-- Begin LISTING --

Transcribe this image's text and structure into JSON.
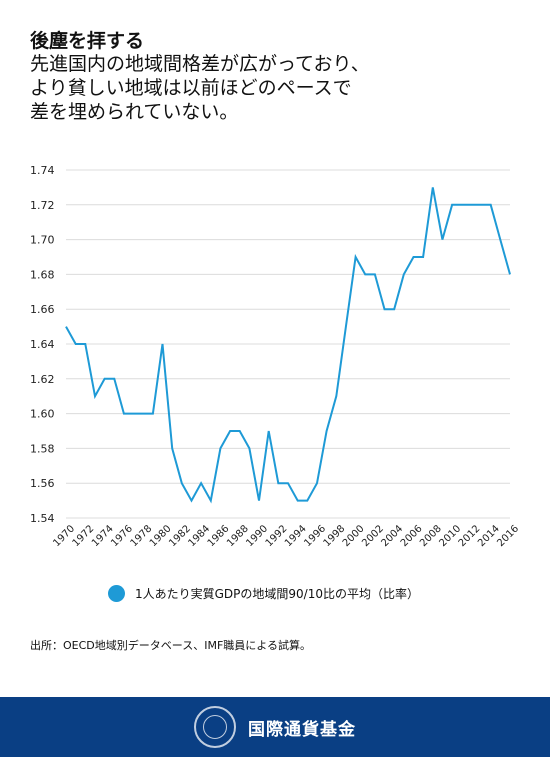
{
  "header": {
    "title": "後塵を拝する",
    "subtitle_lines": [
      "先進国内の地域間格差が広がっており、",
      "より貧しい地域は以前ほどのペースで",
      "差を埋められていない。"
    ]
  },
  "chart_data": {
    "type": "line",
    "title": "",
    "xlabel": "",
    "ylabel": "",
    "ylim": [
      1.54,
      1.74
    ],
    "yticks": [
      "1.54",
      "1.56",
      "1.58",
      "1.60",
      "1.62",
      "1.64",
      "1.66",
      "1.68",
      "1.70",
      "1.72",
      "1.74"
    ],
    "xticks": [
      "1970",
      "1972",
      "1974",
      "1976",
      "1978",
      "1980",
      "1982",
      "1984",
      "1986",
      "1988",
      "1990",
      "1992",
      "1994",
      "1996",
      "1998",
      "2000",
      "2002",
      "2004",
      "2006",
      "2008",
      "2010",
      "2012",
      "2014",
      "2016"
    ],
    "grid": true,
    "legend_position": "bottom",
    "series": [
      {
        "name": "1人あたり実質GDPの地域間90/10比の平均（比率）",
        "color": "#1e9ad6",
        "x": [
          1970,
          1971,
          1972,
          1973,
          1974,
          1975,
          1976,
          1977,
          1978,
          1979,
          1980,
          1981,
          1982,
          1983,
          1984,
          1985,
          1986,
          1987,
          1988,
          1989,
          1990,
          1991,
          1992,
          1993,
          1994,
          1995,
          1996,
          1997,
          1998,
          1999,
          2000,
          2001,
          2002,
          2003,
          2004,
          2005,
          2006,
          2007,
          2008,
          2009,
          2010,
          2011,
          2012,
          2013,
          2014,
          2015,
          2016
        ],
        "values": [
          1.65,
          1.64,
          1.64,
          1.61,
          1.62,
          1.62,
          1.6,
          1.6,
          1.6,
          1.6,
          1.64,
          1.58,
          1.56,
          1.55,
          1.56,
          1.55,
          1.58,
          1.59,
          1.59,
          1.58,
          1.55,
          1.59,
          1.56,
          1.56,
          1.55,
          1.55,
          1.56,
          1.59,
          1.61,
          1.65,
          1.69,
          1.68,
          1.68,
          1.66,
          1.66,
          1.68,
          1.69,
          1.69,
          1.73,
          1.7,
          1.72,
          1.72,
          1.72,
          1.72,
          1.72,
          1.7,
          1.68
        ]
      }
    ]
  },
  "legend": {
    "label": "1人あたり実質GDPの地域間90/10比の平均（比率）"
  },
  "source": "出所：OECD地域別データベース、IMF職員による試算。",
  "footer": {
    "org_name": "国際通貨基金"
  }
}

-- End LISTING --

> [AIM OF THE TASK]
All records must be output exactly as they are, except for the pictures, which are left out.

> [REPLY TO THE TASK]
Transcribe this image's text and structure into JSON.
{
  "header": {
    "title": "後塵を拝する",
    "subtitle_lines": [
      "先進国内の地域間格差が広がっており、",
      "より貧しい地域は以前ほどのペースで",
      "差を埋められていない。"
    ]
  },
  "chart_data": {
    "type": "line",
    "title": "",
    "xlabel": "",
    "ylabel": "",
    "ylim": [
      1.54,
      1.74
    ],
    "yticks": [
      "1.54",
      "1.56",
      "1.58",
      "1.60",
      "1.62",
      "1.64",
      "1.66",
      "1.68",
      "1.70",
      "1.72",
      "1.74"
    ],
    "xticks": [
      "1970",
      "1972",
      "1974",
      "1976",
      "1978",
      "1980",
      "1982",
      "1984",
      "1986",
      "1988",
      "1990",
      "1992",
      "1994",
      "1996",
      "1998",
      "2000",
      "2002",
      "2004",
      "2006",
      "2008",
      "2010",
      "2012",
      "2014",
      "2016"
    ],
    "grid": true,
    "legend_position": "bottom",
    "series": [
      {
        "name": "1人あたり実質GDPの地域間90/10比の平均（比率）",
        "color": "#1e9ad6",
        "x": [
          1970,
          1971,
          1972,
          1973,
          1974,
          1975,
          1976,
          1977,
          1978,
          1979,
          1980,
          1981,
          1982,
          1983,
          1984,
          1985,
          1986,
          1987,
          1988,
          1989,
          1990,
          1991,
          1992,
          1993,
          1994,
          1995,
          1996,
          1997,
          1998,
          1999,
          2000,
          2001,
          2002,
          2003,
          2004,
          2005,
          2006,
          2007,
          2008,
          2009,
          2010,
          2011,
          2012,
          2013,
          2014,
          2015,
          2016
        ],
        "values": [
          1.65,
          1.64,
          1.64,
          1.61,
          1.62,
          1.62,
          1.6,
          1.6,
          1.6,
          1.6,
          1.64,
          1.58,
          1.56,
          1.55,
          1.56,
          1.55,
          1.58,
          1.59,
          1.59,
          1.58,
          1.55,
          1.59,
          1.56,
          1.56,
          1.55,
          1.55,
          1.56,
          1.59,
          1.61,
          1.65,
          1.69,
          1.68,
          1.68,
          1.66,
          1.66,
          1.68,
          1.69,
          1.69,
          1.73,
          1.7,
          1.72,
          1.72,
          1.72,
          1.72,
          1.72,
          1.7,
          1.68
        ]
      }
    ]
  },
  "legend": {
    "label": "1人あたり実質GDPの地域間90/10比の平均（比率）"
  },
  "source": "出所：OECD地域別データベース、IMF職員による試算。",
  "footer": {
    "org_name": "国際通貨基金"
  }
}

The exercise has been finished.